Provided data.
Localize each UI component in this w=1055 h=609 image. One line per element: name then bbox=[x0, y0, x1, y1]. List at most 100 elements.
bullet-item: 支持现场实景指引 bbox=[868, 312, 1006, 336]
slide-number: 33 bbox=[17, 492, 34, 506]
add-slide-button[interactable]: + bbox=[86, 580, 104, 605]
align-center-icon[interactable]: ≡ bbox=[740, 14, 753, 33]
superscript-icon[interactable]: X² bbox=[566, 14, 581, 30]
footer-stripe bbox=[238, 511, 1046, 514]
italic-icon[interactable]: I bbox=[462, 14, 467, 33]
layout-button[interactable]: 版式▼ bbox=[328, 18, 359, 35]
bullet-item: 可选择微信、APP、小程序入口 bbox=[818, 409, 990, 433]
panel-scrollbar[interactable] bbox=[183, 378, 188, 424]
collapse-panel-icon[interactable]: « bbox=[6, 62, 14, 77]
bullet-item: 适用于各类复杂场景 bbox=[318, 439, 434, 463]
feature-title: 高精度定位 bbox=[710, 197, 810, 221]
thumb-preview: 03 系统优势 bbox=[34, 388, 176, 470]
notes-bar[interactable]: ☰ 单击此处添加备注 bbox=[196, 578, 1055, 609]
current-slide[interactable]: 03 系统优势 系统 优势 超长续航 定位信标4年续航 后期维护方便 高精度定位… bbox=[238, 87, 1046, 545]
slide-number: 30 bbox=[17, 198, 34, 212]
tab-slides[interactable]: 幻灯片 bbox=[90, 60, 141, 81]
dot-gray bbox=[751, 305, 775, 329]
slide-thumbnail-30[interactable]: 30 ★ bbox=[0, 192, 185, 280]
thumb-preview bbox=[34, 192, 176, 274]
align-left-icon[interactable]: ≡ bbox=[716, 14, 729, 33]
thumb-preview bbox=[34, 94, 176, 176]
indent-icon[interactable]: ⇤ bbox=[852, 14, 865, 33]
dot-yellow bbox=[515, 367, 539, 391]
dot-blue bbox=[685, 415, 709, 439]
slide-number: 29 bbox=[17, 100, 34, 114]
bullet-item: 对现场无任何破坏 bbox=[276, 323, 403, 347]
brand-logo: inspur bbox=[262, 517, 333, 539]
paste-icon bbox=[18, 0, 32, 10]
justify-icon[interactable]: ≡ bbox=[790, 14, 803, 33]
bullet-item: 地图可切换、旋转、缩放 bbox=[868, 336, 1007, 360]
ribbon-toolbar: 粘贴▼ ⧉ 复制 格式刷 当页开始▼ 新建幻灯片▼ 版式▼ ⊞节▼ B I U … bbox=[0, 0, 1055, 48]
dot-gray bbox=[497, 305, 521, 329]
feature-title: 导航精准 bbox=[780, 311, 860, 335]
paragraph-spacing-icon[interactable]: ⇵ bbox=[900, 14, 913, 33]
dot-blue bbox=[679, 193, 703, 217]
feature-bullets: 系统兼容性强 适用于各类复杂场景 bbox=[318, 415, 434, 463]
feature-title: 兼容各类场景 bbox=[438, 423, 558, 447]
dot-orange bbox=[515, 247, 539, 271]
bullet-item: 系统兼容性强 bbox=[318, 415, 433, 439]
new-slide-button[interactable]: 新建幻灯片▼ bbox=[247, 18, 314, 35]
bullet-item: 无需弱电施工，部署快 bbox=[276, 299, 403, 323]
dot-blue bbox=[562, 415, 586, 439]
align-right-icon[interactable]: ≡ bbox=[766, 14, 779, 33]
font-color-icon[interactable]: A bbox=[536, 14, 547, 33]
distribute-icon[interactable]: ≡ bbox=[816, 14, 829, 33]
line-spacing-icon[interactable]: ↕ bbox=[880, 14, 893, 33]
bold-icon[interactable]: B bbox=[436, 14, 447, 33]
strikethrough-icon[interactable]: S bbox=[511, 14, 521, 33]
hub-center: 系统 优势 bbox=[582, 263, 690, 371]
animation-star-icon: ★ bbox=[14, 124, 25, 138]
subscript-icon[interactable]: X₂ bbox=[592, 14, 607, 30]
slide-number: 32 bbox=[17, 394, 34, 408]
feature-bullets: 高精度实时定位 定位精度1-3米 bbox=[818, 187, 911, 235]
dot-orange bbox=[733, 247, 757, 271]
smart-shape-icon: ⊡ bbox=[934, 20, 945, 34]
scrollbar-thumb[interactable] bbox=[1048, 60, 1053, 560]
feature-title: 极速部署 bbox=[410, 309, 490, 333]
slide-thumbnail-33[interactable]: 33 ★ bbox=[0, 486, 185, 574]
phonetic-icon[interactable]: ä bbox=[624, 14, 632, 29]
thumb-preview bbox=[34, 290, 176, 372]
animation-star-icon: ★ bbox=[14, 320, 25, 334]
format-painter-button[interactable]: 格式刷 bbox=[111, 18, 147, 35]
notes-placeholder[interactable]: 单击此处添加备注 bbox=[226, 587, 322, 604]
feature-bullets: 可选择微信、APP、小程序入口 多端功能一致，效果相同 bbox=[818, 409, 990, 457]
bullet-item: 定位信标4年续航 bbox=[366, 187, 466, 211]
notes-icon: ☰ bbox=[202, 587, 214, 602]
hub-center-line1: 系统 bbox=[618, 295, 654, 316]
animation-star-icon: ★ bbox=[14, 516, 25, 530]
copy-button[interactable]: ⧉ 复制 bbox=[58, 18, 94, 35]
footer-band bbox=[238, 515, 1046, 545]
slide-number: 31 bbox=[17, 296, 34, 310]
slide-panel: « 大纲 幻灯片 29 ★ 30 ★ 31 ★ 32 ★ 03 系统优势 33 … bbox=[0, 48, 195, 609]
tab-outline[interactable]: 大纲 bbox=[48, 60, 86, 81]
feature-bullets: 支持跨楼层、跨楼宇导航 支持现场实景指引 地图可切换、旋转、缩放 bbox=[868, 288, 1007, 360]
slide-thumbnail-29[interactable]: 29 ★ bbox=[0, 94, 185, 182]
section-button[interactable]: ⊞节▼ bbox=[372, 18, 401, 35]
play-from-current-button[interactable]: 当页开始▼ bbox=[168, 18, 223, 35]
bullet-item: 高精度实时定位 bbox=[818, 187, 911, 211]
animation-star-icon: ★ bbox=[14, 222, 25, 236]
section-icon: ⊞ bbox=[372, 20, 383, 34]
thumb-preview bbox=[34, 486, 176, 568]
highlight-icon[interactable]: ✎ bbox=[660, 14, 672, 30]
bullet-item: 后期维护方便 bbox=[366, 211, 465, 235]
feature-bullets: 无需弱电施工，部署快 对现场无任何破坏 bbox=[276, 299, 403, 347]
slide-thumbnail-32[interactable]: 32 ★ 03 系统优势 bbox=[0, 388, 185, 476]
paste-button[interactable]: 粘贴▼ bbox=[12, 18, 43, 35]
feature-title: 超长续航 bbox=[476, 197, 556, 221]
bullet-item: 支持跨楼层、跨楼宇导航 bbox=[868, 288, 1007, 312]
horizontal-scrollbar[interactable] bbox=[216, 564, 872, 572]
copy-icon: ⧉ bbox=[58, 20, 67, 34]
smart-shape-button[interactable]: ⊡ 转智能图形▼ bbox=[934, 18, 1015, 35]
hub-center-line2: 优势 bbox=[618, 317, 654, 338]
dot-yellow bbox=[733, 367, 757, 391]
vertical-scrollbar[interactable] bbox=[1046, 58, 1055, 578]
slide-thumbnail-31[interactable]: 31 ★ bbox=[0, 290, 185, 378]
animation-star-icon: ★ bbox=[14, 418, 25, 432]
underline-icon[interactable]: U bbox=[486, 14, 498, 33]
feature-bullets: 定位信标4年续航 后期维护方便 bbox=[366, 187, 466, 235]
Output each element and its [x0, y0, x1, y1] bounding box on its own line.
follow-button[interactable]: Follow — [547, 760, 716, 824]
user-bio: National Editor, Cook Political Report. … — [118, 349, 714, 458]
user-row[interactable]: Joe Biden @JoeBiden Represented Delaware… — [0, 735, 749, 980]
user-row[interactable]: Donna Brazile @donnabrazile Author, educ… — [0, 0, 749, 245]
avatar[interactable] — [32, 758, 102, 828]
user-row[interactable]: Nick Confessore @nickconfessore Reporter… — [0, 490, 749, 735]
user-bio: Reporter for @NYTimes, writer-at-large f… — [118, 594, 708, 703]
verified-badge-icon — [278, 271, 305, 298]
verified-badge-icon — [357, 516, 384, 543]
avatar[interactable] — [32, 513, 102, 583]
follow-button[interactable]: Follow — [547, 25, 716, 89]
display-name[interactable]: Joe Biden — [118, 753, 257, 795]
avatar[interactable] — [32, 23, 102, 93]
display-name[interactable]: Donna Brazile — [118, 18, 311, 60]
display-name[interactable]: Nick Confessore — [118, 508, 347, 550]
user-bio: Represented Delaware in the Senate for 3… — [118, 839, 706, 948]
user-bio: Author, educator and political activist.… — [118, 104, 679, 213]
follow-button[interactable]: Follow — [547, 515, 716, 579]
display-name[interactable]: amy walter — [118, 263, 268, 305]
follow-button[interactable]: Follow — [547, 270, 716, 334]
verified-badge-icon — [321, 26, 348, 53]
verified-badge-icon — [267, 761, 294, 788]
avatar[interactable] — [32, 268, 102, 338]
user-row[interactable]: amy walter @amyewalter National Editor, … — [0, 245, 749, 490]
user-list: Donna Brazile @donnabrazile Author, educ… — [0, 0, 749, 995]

To do. Copy out everything from the start of the records down to and including the line that contains "add-slide-button[interactable]: + bbox=[86, 580, 104, 605]", keeping each line unchanged.

Written solution.
Localize each UI component in this w=1055 h=609 image. One line per element: name then bbox=[x0, y0, x1, y1]. List at most 100 elements.
bullet-item: 支持现场实景指引 bbox=[868, 312, 1006, 336]
slide-number: 33 bbox=[17, 492, 34, 506]
add-slide-button[interactable]: + bbox=[86, 580, 104, 605]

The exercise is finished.